Written request:
Select the lines of the records containing the word "continue" and list them.

Materials provided:
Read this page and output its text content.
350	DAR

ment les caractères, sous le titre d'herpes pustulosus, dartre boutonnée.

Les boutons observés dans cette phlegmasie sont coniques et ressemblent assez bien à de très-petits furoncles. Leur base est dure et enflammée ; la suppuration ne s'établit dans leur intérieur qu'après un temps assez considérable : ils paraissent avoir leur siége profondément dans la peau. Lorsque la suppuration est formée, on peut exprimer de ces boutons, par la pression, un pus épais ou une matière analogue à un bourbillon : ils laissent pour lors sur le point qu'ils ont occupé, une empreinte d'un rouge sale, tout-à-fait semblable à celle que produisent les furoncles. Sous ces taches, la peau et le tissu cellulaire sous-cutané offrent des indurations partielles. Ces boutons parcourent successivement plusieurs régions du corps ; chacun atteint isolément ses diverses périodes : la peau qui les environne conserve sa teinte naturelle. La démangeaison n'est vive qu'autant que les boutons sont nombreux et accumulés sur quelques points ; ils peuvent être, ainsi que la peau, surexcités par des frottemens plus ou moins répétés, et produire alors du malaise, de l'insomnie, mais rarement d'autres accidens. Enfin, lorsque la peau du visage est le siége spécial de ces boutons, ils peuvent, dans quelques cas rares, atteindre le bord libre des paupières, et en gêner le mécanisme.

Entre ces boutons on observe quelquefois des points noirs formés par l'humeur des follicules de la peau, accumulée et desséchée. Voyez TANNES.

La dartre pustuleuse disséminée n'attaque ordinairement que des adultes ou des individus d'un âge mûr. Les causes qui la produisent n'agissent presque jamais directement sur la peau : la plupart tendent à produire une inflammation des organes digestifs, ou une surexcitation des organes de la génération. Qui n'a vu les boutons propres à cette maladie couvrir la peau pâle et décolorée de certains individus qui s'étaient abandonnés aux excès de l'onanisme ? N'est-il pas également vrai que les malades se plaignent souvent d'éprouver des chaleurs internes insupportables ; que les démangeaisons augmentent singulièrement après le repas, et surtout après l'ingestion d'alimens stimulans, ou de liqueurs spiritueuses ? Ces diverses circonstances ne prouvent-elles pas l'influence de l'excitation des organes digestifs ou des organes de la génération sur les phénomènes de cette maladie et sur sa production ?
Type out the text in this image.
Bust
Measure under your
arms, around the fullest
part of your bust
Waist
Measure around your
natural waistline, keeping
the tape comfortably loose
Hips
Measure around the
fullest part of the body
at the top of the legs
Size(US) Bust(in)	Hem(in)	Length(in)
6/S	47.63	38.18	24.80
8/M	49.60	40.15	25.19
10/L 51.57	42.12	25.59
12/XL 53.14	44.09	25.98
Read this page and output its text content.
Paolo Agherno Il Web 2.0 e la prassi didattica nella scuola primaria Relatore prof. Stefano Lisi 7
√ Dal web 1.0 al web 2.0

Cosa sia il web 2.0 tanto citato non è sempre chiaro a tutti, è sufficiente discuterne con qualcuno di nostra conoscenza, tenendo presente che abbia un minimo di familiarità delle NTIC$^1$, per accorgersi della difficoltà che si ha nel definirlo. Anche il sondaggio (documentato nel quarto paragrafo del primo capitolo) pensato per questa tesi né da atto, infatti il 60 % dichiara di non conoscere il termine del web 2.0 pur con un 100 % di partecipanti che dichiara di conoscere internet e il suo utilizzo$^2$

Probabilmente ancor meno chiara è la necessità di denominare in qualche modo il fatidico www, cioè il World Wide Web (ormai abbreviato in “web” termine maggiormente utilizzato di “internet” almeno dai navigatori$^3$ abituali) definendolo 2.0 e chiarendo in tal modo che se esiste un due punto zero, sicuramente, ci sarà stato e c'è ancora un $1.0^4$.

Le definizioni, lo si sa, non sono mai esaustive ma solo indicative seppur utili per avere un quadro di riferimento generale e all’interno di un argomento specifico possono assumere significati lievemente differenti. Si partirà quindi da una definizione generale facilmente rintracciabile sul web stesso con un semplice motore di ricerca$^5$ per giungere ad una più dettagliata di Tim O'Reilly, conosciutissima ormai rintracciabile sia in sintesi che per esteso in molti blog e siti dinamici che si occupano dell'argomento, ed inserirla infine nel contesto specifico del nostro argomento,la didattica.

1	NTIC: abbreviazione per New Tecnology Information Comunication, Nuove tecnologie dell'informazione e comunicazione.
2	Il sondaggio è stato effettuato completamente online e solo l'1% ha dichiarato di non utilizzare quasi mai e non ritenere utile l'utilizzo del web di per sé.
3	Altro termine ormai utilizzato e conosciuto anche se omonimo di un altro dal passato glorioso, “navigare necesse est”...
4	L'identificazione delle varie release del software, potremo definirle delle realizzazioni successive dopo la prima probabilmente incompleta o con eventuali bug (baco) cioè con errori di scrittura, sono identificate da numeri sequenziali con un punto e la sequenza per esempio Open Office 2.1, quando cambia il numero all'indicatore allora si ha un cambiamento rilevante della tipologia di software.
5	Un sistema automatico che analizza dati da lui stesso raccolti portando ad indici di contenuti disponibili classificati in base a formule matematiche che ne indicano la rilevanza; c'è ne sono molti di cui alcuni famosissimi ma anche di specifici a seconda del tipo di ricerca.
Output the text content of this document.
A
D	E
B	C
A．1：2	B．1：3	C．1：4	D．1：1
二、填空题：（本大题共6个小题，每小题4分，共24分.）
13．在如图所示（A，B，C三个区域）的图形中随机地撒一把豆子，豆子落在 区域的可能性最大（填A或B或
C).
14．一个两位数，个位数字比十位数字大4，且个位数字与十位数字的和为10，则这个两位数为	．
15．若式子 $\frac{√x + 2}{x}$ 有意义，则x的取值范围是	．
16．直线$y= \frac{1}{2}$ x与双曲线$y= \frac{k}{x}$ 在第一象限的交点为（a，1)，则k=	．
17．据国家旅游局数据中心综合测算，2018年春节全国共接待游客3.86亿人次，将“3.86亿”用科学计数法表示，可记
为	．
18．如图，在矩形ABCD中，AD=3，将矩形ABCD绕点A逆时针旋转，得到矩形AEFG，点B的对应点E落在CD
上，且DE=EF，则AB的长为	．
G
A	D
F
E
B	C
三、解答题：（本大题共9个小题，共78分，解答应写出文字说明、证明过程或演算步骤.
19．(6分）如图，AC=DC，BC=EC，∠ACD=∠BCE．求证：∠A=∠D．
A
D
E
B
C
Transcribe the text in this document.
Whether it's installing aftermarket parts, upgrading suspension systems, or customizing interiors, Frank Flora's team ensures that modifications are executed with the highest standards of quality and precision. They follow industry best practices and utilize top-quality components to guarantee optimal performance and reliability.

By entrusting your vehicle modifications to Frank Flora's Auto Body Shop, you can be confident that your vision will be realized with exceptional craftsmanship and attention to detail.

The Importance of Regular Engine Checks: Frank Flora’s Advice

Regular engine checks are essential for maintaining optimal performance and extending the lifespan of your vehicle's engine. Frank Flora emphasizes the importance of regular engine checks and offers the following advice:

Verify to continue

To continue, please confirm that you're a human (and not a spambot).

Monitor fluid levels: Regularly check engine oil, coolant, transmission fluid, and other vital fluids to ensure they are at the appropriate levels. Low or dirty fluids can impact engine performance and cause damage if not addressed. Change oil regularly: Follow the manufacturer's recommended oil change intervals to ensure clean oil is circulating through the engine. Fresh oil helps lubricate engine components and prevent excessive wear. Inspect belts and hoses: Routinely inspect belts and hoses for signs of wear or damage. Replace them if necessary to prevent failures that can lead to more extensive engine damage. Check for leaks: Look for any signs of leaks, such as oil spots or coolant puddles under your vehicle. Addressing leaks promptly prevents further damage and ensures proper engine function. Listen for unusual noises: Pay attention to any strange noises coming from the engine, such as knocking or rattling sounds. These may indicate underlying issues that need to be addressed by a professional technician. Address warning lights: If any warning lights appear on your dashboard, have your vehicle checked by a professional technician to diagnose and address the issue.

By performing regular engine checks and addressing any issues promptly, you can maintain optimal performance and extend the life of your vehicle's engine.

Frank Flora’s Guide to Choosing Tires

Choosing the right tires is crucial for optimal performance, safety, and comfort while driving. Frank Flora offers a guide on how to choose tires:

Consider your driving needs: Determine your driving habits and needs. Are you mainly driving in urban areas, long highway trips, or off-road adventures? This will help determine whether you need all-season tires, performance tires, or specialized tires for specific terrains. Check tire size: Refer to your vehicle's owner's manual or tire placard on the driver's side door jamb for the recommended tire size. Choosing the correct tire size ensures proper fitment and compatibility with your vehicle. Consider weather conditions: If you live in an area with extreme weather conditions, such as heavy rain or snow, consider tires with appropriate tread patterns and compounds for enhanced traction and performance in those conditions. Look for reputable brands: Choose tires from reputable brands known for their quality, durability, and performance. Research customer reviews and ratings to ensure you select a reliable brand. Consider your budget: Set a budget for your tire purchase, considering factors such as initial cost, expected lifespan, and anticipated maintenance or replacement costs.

Final answer:
Verify to continue
To continue, please confirm that you're a human (and not a spambot).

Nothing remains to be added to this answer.